EXERCISE DIRECTIONS.
How many of the lines below contain the string "label"? Case must match. Reply with the number alone.

DATASET RECORDS.

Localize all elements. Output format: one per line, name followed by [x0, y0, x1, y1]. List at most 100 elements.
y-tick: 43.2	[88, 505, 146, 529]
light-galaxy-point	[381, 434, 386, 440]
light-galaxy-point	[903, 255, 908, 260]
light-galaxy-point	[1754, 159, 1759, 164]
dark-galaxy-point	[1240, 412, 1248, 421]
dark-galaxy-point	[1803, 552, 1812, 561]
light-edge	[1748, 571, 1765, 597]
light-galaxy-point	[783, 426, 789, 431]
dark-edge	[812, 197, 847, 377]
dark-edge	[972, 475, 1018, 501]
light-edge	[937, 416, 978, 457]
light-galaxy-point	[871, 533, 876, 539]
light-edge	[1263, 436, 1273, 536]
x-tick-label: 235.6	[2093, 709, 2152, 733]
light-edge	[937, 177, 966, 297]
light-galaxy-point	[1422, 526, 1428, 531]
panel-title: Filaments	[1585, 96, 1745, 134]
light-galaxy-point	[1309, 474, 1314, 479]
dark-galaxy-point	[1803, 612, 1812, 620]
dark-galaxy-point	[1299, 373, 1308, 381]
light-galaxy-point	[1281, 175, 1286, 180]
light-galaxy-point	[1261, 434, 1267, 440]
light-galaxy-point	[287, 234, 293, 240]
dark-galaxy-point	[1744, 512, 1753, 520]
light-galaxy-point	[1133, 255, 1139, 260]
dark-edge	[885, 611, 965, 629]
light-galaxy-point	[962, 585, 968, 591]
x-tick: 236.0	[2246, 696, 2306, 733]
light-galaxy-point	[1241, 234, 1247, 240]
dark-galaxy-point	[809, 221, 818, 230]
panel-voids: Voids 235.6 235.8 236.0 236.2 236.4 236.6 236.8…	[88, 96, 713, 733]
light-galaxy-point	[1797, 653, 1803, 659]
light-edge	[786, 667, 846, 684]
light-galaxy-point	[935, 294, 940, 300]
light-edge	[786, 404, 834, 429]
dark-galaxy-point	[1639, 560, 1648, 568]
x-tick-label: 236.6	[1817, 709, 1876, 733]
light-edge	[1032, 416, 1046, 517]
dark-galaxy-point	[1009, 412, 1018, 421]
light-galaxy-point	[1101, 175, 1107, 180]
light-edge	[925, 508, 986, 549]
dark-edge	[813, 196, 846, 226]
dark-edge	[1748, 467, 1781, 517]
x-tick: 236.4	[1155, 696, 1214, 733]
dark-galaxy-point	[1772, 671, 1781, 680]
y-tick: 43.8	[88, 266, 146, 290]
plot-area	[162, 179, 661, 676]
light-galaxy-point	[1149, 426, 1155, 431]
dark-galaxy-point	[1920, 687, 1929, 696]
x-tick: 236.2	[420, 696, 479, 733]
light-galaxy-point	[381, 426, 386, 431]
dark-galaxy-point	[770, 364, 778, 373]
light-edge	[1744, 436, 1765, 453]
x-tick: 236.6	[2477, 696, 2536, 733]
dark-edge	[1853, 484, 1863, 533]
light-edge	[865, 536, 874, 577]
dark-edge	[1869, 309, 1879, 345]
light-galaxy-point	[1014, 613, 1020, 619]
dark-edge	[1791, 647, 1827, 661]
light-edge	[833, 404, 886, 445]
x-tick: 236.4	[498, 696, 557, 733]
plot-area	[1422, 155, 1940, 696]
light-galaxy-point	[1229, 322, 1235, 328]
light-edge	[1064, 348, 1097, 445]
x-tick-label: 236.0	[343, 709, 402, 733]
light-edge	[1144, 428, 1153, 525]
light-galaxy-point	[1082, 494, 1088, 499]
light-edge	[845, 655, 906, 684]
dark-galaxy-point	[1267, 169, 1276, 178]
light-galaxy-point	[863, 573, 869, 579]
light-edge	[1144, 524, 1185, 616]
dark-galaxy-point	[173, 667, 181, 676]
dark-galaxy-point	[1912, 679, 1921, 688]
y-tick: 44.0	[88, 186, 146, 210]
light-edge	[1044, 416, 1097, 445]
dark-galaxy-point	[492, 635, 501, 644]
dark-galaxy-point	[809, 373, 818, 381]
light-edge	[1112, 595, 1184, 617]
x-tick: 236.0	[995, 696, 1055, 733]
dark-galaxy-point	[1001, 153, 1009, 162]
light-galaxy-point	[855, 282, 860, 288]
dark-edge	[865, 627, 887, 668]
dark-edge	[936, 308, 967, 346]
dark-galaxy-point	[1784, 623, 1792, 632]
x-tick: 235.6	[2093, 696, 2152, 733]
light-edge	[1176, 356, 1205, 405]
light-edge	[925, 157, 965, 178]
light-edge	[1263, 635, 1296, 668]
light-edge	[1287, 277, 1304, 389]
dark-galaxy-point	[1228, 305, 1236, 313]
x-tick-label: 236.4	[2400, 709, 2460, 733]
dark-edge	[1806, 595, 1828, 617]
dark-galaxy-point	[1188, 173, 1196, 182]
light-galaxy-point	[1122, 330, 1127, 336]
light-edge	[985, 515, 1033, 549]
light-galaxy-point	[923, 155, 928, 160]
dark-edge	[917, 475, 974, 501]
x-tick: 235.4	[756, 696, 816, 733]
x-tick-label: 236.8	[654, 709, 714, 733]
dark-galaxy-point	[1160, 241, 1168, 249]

EXERCISE OUTPUT.
5